#### Instruction
Return every entry exactly as written.

━━ Supplied data ━━

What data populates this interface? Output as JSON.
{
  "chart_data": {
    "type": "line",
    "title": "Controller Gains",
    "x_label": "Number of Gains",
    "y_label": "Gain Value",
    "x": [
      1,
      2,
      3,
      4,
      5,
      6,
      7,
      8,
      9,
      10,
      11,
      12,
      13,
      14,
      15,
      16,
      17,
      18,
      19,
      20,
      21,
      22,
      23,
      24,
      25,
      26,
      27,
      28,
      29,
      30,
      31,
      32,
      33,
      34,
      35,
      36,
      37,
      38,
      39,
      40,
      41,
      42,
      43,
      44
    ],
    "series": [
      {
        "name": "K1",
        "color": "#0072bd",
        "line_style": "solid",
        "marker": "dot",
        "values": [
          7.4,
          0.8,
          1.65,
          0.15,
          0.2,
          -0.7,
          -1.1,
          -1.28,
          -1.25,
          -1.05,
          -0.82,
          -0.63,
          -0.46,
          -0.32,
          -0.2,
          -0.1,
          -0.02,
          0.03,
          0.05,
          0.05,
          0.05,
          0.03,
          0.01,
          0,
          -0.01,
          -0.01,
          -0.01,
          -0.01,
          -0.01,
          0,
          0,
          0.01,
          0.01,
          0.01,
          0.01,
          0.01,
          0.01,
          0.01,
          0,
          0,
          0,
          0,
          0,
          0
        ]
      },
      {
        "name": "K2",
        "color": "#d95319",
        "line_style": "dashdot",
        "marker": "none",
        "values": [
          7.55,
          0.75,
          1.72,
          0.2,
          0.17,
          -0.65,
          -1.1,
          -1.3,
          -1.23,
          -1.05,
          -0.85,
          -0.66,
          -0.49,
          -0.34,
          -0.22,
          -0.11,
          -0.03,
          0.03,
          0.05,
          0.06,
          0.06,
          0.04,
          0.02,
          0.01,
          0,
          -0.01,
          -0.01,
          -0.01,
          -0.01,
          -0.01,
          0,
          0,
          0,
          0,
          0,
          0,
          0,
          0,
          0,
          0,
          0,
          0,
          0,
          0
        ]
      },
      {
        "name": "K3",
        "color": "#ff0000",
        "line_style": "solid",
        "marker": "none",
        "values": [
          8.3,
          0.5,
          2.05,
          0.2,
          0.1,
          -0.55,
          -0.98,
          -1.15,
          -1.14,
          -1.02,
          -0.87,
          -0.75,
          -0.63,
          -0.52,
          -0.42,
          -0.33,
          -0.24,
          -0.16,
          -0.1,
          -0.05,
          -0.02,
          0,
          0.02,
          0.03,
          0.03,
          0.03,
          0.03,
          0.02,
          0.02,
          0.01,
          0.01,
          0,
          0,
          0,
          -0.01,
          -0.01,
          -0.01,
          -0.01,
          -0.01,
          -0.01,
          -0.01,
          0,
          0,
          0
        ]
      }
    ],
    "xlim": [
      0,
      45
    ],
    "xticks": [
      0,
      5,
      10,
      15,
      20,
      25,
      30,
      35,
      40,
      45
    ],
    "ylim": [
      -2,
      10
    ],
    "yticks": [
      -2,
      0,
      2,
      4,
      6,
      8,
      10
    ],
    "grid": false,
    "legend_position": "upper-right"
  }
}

━━━

#### The response
What data populates this interface? Output as JSON.
{
  "chart_data": {
    "type": "line",
    "title": "Controller Gains",
    "x_label": "Number of Gains",
    "y_label": "Gain Value",
    "x": [
      1,
      2,
      3,
      4,
      5,
      6,
      7,
      8,
      9,
      10,
      11,
      12,
      13,
      14,
      15,
      16,
      17,
      18,
      19,
      20,
      21,
      22,
      23,
      24,
      25,
      26,
      27,
      28,
      29,
      30,
      31,
      32,
      33,
      34,
      35,
      36,
      37,
      38,
      39,
      40,
      41,
      42,
      43,
      44
    ],
    "series": [
      {
        "name": "K1",
        "color": "#0072bd",
        "line_style": "solid",
        "marker": "dot",
        "values": [
          7.4,
          0.8,
          1.65,
          0.15,
          0.2,
          -0.7,
          -1.1,
          -1.28,
          -1.25,
          -1.05,
          -0.82,
          -0.63,
          -0.46,
          -0.32,
          -0.2,
          -0.1,
          -0.02,
          0.03,
          0.05,
          0.05,
          0.05,
          0.03,
          0.01,
          0,
          -0.01,
          -0.01,
          -0.01,
          -0.01,
          -0.01,
          0,
          0,
          0.01,
          0.01,
          0.01,
          0.01,
          0.01,
          0.01,
          0.01,
          0,
          0,
          0,
          0,
          0,
          0
        ]
      },
      {
        "name": "K2",
        "color": "#d95319",
        "line_style": "dashdot",
        "marker": "none",
        "values": [
          7.55,
          0.75,
          1.72,
          0.2,
          0.17,
          -0.65,
          -1.1,
          -1.3,
          -1.23,
          -1.05,
          -0.85,
          -0.66,
          -0.49,
          -0.34,
          -0.22,
          -0.11,
          -0.03,
          0.03,
          0.05,
          0.06,
          0.06,
          0.04,
          0.02,
          0.01,
          0,
          -0.01,
          -0.01,
          -0.01,
          -0.01,
          -0.01,
          0,
          0,
          0,
          0,
          0,
          0,
          0,
          0,
          0,
          0,
          0,
          0,
          0,
          0
        ]
      },
      {
        "name": "K3",
        "color": "#ff0000",
        "line_style": "solid",
        "marker": "none",
        "values": [
          8.3,
          0.5,
          2.05,
          0.2,
          0.1,
          -0.55,
          -0.98,
          -1.15,
          -1.14,
          -1.02,
          -0.87,
          -0.75,
          -0.63,
          -0.52,
          -0.42,
          -0.33,
          -0.24,
          -0.16,
          -0.1,
          -0.05,
          -0.02,
          0,
          0.02,
          0.03,
          0.03,
          0.03,
          0.03,
          0.02,
          0.02,
          0.01,
          0.01,
          0,
          0,
          0,
          -0.01,
          -0.01,
          -0.01,
          -0.01,
          -0.01,
          -0.01,
          -0.01,
          0,
          0,
          0
        ]
      }
    ],
    "xlim": [
      0,
      45
    ],
    "xticks": [
      0,
      5,
      10,
      15,
      20,
      25,
      30,
      35,
      40,
      45
    ],
    "ylim": [
      -2,
      10
    ],
    "yticks": [
      -2,
      0,
      2,
      4,
      6,
      8,
      10
    ],
    "grid": false,
    "legend_position": "upper-right"
  }
}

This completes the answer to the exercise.